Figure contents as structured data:
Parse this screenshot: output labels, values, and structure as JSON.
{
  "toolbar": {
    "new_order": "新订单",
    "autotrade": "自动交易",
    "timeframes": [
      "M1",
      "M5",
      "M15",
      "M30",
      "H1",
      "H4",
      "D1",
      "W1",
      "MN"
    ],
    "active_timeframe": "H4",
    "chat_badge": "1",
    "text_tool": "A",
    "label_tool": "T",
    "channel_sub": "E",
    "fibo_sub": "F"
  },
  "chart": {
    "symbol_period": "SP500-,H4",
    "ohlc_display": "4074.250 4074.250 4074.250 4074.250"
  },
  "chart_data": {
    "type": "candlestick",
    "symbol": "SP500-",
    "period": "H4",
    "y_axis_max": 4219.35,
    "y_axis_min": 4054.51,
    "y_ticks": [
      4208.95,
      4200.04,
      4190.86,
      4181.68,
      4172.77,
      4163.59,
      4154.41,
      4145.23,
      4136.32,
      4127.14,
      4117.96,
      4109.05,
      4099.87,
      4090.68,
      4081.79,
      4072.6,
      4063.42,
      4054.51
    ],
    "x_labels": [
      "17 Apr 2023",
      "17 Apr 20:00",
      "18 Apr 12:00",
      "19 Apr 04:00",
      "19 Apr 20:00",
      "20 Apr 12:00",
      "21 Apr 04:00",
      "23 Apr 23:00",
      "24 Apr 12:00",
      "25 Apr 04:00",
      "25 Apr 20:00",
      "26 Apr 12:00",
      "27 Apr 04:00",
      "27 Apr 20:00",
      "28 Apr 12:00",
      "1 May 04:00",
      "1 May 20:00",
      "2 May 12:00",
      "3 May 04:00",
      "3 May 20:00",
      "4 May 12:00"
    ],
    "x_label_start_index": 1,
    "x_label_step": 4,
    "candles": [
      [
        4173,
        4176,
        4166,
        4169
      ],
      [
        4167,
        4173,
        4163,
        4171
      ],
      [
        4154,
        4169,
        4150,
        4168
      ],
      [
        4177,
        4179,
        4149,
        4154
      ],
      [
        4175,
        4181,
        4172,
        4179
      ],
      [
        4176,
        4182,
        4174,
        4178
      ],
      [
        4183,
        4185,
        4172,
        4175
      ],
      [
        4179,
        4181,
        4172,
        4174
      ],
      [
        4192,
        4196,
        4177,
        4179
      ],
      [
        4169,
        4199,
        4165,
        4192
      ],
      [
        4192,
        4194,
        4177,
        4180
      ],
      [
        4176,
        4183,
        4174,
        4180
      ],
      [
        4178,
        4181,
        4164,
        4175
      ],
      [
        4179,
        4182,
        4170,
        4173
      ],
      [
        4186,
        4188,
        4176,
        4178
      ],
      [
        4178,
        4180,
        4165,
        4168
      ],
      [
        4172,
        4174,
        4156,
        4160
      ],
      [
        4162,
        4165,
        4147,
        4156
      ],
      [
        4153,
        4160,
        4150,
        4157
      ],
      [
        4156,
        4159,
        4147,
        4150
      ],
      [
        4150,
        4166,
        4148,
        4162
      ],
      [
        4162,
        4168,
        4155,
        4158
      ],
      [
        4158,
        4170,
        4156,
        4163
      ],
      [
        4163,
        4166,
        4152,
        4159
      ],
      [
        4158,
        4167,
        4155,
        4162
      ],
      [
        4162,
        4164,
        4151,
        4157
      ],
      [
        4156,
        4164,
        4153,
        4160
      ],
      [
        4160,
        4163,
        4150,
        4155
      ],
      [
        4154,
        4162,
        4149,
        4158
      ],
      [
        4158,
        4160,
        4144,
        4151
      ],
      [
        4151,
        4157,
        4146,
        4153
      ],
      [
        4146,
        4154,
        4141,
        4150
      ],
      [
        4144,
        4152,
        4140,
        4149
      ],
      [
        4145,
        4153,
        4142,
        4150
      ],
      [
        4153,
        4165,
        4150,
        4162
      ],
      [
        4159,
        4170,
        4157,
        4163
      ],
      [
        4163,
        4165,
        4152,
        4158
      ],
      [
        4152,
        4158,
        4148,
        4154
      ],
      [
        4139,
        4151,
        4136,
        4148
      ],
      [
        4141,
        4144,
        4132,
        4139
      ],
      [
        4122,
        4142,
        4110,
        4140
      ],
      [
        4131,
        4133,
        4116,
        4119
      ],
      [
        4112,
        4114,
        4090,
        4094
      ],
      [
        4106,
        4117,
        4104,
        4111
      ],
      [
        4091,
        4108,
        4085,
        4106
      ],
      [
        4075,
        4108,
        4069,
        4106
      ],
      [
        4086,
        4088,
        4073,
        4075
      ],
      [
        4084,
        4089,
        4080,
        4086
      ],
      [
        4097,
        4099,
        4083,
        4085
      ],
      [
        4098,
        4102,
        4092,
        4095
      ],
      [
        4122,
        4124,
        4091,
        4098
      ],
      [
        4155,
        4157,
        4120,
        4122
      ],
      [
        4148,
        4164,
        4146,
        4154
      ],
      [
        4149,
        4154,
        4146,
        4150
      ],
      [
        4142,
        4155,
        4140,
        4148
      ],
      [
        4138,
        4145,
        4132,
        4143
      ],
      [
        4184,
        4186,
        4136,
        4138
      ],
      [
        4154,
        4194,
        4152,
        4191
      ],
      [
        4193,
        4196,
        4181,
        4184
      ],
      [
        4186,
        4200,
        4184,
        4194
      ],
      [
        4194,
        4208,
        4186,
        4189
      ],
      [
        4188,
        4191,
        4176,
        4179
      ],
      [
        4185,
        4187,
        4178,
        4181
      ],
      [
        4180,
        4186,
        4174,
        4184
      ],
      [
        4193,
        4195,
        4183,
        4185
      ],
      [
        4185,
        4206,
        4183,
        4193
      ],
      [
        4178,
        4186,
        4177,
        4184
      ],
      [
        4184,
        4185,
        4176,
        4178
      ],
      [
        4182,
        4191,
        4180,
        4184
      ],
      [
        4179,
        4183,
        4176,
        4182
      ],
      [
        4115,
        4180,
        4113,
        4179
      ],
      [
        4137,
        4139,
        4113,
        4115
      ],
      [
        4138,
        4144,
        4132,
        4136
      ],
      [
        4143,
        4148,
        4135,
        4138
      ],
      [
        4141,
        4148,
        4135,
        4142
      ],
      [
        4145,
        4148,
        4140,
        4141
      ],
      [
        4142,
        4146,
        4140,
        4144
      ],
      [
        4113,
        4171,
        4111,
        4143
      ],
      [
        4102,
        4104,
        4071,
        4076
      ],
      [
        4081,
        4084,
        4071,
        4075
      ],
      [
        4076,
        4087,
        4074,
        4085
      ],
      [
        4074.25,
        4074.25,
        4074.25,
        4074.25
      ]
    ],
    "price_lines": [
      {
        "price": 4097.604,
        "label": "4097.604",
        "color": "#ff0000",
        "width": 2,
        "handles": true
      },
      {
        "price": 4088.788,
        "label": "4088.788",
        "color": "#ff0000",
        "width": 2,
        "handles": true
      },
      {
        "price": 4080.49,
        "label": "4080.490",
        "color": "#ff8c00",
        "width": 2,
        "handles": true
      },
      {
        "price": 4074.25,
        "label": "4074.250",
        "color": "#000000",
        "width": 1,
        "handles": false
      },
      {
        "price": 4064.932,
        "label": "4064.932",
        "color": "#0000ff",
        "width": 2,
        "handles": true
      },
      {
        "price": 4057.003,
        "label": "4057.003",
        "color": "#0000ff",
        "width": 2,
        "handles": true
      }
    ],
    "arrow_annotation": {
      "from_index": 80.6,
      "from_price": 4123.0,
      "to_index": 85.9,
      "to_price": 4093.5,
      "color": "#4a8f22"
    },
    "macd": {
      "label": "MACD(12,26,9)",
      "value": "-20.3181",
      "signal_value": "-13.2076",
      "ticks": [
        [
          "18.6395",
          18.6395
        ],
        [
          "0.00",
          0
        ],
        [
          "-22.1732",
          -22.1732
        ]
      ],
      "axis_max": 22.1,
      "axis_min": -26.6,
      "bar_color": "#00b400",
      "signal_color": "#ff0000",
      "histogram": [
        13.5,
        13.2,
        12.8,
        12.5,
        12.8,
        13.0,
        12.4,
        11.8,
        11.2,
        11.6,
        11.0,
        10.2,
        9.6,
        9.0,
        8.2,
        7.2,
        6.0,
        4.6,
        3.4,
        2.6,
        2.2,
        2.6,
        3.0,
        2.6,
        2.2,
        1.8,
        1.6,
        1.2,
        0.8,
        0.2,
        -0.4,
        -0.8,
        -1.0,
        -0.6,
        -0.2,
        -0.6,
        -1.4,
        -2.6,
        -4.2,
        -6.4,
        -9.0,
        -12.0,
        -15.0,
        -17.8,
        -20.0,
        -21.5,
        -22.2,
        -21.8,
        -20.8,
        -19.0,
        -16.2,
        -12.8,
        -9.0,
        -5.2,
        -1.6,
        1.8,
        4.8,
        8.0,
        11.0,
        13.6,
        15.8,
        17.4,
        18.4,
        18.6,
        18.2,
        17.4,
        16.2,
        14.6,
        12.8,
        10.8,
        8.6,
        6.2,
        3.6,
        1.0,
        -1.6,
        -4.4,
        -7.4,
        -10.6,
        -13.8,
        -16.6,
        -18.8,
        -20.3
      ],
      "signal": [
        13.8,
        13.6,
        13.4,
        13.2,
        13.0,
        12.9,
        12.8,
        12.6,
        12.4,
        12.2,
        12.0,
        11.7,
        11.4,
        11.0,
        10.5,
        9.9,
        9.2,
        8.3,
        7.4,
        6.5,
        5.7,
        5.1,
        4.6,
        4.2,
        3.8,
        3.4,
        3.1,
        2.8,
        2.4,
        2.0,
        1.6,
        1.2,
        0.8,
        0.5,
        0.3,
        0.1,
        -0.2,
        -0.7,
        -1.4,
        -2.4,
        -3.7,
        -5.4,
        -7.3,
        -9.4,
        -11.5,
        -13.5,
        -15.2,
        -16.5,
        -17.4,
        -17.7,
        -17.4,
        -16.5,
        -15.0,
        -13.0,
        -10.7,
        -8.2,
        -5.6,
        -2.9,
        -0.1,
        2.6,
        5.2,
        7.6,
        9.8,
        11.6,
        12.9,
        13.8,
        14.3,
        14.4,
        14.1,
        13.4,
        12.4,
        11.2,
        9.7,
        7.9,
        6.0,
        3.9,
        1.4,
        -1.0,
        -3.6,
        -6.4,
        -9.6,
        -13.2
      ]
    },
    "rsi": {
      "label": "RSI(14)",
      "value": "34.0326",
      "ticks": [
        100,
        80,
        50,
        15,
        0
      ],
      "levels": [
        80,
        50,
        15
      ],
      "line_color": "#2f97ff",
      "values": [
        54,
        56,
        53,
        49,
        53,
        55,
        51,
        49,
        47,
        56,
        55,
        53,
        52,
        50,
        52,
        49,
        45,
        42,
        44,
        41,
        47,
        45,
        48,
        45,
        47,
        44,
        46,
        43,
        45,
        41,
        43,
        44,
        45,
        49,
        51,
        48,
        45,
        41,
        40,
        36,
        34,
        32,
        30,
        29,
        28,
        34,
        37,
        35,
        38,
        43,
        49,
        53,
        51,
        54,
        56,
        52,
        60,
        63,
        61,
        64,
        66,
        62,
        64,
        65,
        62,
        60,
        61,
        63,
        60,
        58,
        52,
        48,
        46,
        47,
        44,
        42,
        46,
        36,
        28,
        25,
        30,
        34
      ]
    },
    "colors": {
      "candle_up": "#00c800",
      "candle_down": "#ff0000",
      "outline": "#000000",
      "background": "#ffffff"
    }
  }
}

### Job
Where a line of the entries contains the word "values", copy that line.

### Result below
Parse this screenshot: output labels, values, and structure as JSON.
      "values": [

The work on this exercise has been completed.